▶ WHAT YOU WILL DO: Copy out each line exactly as it appears.

▶ Extracted records:
## Begin

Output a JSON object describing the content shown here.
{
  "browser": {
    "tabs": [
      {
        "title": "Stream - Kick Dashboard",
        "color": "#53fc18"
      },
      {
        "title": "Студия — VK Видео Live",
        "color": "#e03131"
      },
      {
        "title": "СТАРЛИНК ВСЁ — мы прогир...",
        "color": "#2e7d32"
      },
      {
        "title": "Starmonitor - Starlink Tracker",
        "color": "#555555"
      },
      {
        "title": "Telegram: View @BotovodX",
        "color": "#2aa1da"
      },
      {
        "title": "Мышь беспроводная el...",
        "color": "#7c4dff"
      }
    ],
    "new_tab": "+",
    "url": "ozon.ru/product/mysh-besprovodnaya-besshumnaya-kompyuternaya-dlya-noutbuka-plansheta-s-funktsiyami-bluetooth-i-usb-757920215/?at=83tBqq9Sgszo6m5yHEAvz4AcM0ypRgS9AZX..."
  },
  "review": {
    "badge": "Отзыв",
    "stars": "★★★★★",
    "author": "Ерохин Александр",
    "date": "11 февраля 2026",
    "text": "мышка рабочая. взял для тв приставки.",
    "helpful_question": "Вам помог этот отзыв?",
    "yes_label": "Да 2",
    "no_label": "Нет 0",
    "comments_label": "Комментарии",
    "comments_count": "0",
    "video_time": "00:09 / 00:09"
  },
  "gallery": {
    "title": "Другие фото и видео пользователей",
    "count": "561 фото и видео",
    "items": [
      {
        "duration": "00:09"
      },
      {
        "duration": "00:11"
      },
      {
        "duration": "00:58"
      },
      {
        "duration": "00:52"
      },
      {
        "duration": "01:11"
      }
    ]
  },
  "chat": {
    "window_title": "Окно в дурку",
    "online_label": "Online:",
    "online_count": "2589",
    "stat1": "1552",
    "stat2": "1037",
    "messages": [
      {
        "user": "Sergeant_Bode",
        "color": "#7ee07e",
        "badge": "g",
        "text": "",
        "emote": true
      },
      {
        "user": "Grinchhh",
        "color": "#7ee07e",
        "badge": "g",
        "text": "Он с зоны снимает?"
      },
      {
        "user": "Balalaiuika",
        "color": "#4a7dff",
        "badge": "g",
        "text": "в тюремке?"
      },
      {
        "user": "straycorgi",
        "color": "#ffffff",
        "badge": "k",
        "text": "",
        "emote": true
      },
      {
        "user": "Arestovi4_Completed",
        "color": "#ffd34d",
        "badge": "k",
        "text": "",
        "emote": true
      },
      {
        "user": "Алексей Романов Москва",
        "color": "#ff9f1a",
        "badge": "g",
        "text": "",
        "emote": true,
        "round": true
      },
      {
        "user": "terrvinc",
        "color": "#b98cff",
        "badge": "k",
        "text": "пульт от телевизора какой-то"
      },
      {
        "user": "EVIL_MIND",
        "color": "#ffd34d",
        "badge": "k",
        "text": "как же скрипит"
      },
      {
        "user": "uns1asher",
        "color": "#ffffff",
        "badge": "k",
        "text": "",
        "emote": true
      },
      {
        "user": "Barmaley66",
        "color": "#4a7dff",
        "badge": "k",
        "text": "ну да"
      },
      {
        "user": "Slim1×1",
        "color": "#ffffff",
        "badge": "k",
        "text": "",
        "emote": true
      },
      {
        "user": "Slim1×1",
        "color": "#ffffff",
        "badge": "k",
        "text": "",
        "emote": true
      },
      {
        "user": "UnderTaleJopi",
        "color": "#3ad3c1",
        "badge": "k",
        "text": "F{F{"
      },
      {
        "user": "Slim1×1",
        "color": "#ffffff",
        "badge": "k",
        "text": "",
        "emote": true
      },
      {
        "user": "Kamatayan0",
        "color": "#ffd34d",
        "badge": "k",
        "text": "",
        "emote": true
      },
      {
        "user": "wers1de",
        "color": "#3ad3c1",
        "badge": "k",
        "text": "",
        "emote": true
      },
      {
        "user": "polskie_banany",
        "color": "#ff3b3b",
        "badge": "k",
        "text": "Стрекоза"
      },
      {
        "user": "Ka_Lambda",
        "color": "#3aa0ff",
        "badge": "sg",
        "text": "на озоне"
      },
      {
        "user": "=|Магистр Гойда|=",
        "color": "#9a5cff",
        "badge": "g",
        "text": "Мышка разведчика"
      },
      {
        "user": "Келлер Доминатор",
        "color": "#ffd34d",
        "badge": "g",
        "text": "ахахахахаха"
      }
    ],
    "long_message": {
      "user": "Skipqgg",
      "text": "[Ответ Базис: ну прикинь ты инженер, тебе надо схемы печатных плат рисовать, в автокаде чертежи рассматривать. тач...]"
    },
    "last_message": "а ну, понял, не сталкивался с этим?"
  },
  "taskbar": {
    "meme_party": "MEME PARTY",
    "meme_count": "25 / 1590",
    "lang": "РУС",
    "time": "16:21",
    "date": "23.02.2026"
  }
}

## End

▶ PROBLEM SOLUTION:
Output a JSON object describing the content shown here.
{
  "browser": {
    "tabs": [
      {
        "title": "Stream - Kick Dashboard",
        "color": "#53fc18"
      },
      {
        "title": "Студия — VK Видео Live",
        "color": "#e03131"
      },
      {
        "title": "СТАРЛИНК ВСЁ — мы прогир...",
        "color": "#2e7d32"
      },
      {
        "title": "Starmonitor - Starlink Tracker",
        "color": "#555555"
      },
      {
        "title": "Telegram: View @BotovodX",
        "color": "#2aa1da"
      },
      {
        "title": "Мышь беспроводная el...",
        "color": "#7c4dff"
      }
    ],
    "new_tab": "+",
    "url": "ozon.ru/product/mysh-besprovodnaya-besshumnaya-kompyuternaya-dlya-noutbuka-plansheta-s-funktsiyami-bluetooth-i-usb-757920215/?at=83tBqq9Sgszo6m5yHEAvz4AcM0ypRgS9AZX..."
  },
  "review": {
    "badge": "Отзыв",
    "stars": "★★★★★",
    "author": "Ерохин Александр",
    "date": "11 февраля 2026",
    "text": "мышка рабочая. взял для тв приставки.",
    "helpful_question": "Вам помог этот отзыв?",
    "yes_label": "Да 2",
    "no_label": "Нет 0",
    "comments_label": "Комментарии",
    "comments_count": "0",
    "video_time": "00:09 / 00:09"
  },
  "gallery": {
    "title": "Другие фото и видео пользователей",
    "count": "561 фото и видео",
    "items": [
      {
        "duration": "00:09"
      },
      {
        "duration": "00:11"
      },
      {
        "duration": "00:58"
      },
      {
        "duration": "00:52"
      },
      {
        "duration": "01:11"
      }
    ]
  },
  "chat": {
    "window_title": "Окно в дурку",
    "online_label": "Online:",
    "online_count": "2589",
    "stat1": "1552",
    "stat2": "1037",
    "messages": [
      {
        "user": "Sergeant_Bode",
        "color": "#7ee07e",
        "badge": "g",
        "text": "",
        "emote": true
      },
      {
        "user": "Grinchhh",
        "color": "#7ee07e",
        "badge": "g",
        "text": "Он с зоны снимает?"
      },
      {
        "user": "Balalaiuika",
        "color": "#4a7dff",
        "badge": "g",
        "text": "в тюремке?"
      },
      {
        "user": "straycorgi",
        "color": "#ffffff",
        "badge": "k",
        "text": "",
        "emote": true
      },
      {
        "user": "Arestovi4_Completed",
        "color": "#ffd34d",
        "badge": "k",
        "text": "",
        "emote": true
      },
      {
        "user": "Алексей Романов Москва",
        "color": "#ff9f1a",
        "badge": "g",
        "text": "",
        "emote": true,
        "round": true
      },
      {
        "user": "terrvinc",
        "color": "#b98cff",
        "badge": "k",
        "text": "пульт от телевизора какой-то"
      },
      {
        "user": "EVIL_MIND",
        "color": "#ffd34d",
        "badge": "k",
        "text": "как же скрипит"
      },
      {
        "user": "uns1asher",
        "color": "#ffffff",
        "badge": "k",
        "text": "",
        "emote": true
      },
      {
        "user": "Barmaley66",
        "color": "#4a7dff",
        "badge": "k",
        "text": "ну да"
      },
      {
        "user": "Slim1×1",
        "color": "#ffffff",
        "badge": "k",
        "text": "",
        "emote": true
      },
      {
        "user": "Slim1×1",
        "color": "#ffffff",
        "badge": "k",
        "text": "",
        "emote": true
      },
      {
        "user": "UnderTaleJopi",
        "color": "#3ad3c1",
        "badge": "k",
        "text": "F{F{"
      },
      {
        "user": "Slim1×1",
        "color": "#ffffff",
        "badge": "k",
        "text": "",
        "emote": true
      },
      {
        "user": "Kamatayan0",
        "color": "#ffd34d",
        "badge": "k",
        "text": "",
        "emote": true
      },
      {
        "user": "wers1de",
        "color": "#3ad3c1",
        "badge": "k",
        "text": "",
        "emote": true
      },
      {
        "user": "polskie_banany",
        "color": "#ff3b3b",
        "badge": "k",
        "text": "Стрекоза"
      },
      {
        "user": "Ka_Lambda",
        "color": "#3aa0ff",
        "badge": "sg",
        "text": "на озоне"
      },
      {
        "user": "=|Магистр Гойда|=",
        "color": "#9a5cff",
        "badge": "g",
        "text": "Мышка разведчика"
      },
      {
        "user": "Келлер Доминатор",
        "color": "#ffd34d",
        "badge": "g",
        "text": "ахахахахаха"
      }
    ],
    "long_message": {
      "user": "Skipqgg",
      "text": "[Ответ Базис: ну прикинь ты инженер, тебе надо схемы печатных плат рисовать, в автокаде чертежи рассматривать. тач...]"
    },
    "last_message": "а ну, понял, не сталкивался с этим?"
  },
  "taskbar": {
    "meme_party": "MEME PARTY",
    "meme_count": "25 / 1590",
    "lang": "РУС",
    "time": "16:21",
    "date": "23.02.2026"
  }
}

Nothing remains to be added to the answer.